_WORKING DATA:_
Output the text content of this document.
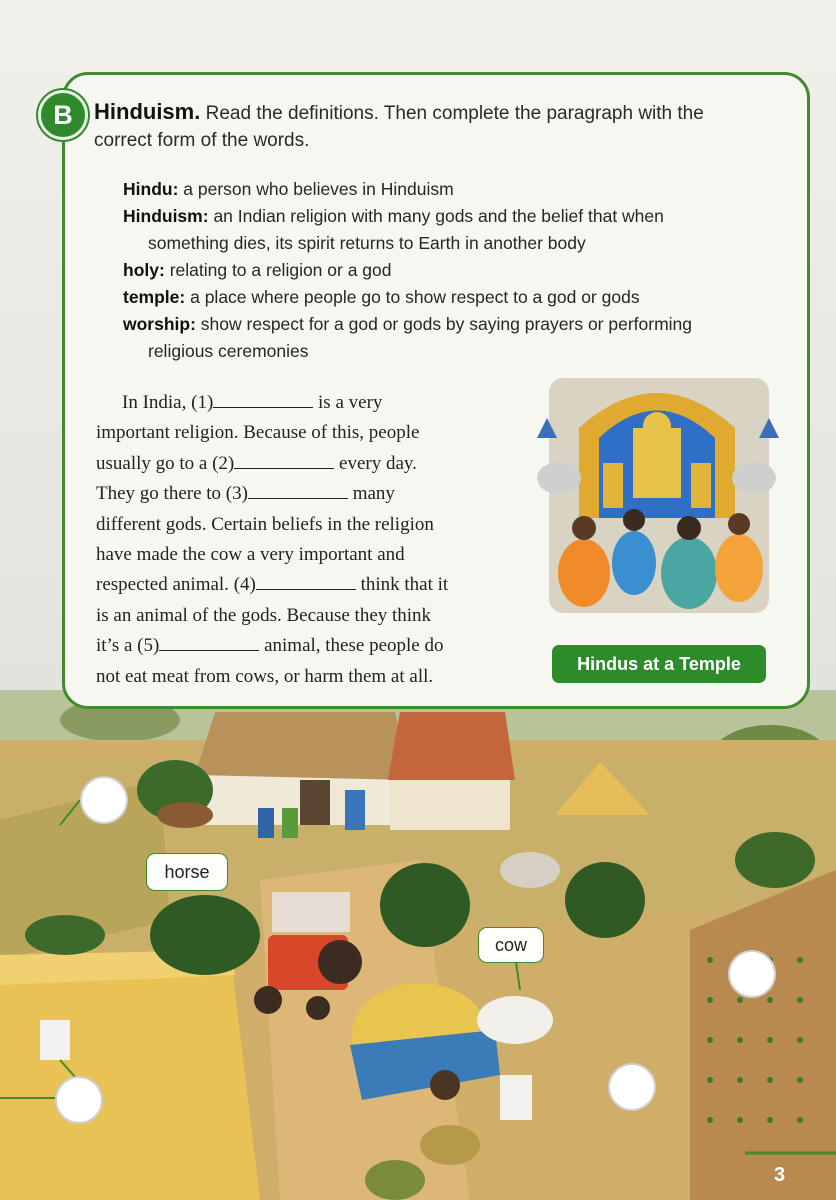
B Hinduism. Read the definitions. Then complete the paragraph with the
correct form of the words.

Hindu: a person who believes in Hinduism

Hinduism: an Indian religion with many gods and the belief that when
something dies, its spirit returns to Earth in another body

holy: relating to a religion or a god

temple: a place where people go to show respect to a god or gods

worship: show respect for a god or gods by saying prayers or performing
religious ceremonies

In India, (1)	is a very
important religion. Because of this, people
usually go to a (2)	every day.
They go there to (3)	many
different gods. Certain beliefs in the religion
have made the cow a very important and
respected animal. (4)	think that it
is an animal of the gods. Because they think
it’s a (5)	animal, these people do
not eat meat from cows, or harm them at all.
Hindus at a Temple
horse
cow
3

_TO BE DONE:_
Leave the pictures out and output the rest of the listing exactly.

_RESPONSE FOR THIS EXERCISE:_
Output the text content of this document.
B Hinduism. Read the definitions. Then complete the paragraph with the
correct form of the words.

Hindu: a person who believes in Hinduism

Hinduism: an Indian religion with many gods and the belief that when
something dies, its spirit returns to Earth in another body

holy: relating to a religion or a god

temple: a place where people go to show respect to a god or gods

worship: show respect for a god or gods by saying prayers or performing
religious ceremonies

In India, (1)	is a very
important religion. Because of this, people
usually go to a (2)	every day.
They go there to (3)	many
different gods. Certain beliefs in the religion
have made the cow a very important and
respected animal. (4)	think that it
is an animal of the gods. Because they think
it’s a (5)	animal, these people do
not eat meat from cows, or harm them at all.
Hindus at a Temple
horse
cow
3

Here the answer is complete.